• Record extracts:
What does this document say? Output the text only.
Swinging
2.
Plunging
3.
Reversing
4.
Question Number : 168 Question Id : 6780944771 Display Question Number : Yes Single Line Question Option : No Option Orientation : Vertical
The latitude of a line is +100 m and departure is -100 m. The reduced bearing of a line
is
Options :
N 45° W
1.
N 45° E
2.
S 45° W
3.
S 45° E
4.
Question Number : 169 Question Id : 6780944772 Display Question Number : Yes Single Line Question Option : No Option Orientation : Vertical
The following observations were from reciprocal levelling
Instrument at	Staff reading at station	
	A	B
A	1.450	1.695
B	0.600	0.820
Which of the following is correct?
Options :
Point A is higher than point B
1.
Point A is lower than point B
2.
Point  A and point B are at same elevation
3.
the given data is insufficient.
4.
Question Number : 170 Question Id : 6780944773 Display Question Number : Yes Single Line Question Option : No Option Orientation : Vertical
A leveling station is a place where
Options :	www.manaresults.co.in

• Exercise instructions: Restate the listing above word for word.

• Correct result:
What does this document say? Output the text only.
Swinging
2.
Plunging
3.
Reversing
4.
Question Number : 168 Question Id : 6780944771 Display Question Number : Yes Single Line Question Option : No Option Orientation : Vertical
The latitude of a line is +100 m and departure is -100 m. The reduced bearing of a line
is
Options :
N 45° W
1.
N 45° E
2.
S 45° W
3.
S 45° E
4.
Question Number : 169 Question Id : 6780944772 Display Question Number : Yes Single Line Question Option : No Option Orientation : Vertical
The following observations were from reciprocal levelling
Instrument at	Staff reading at station	
	A	B
A	1.450	1.695
B	0.600	0.820
Which of the following is correct?
Options :
Point A is higher than point B
1.
Point A is lower than point B
2.
Point  A and point B are at same elevation
3.
the given data is insufficient.
4.
Question Number : 170 Question Id : 6780944773 Display Question Number : Yes Single Line Question Option : No Option Orientation : Vertical
A leveling station is a place where
Options :	www.manaresults.co.in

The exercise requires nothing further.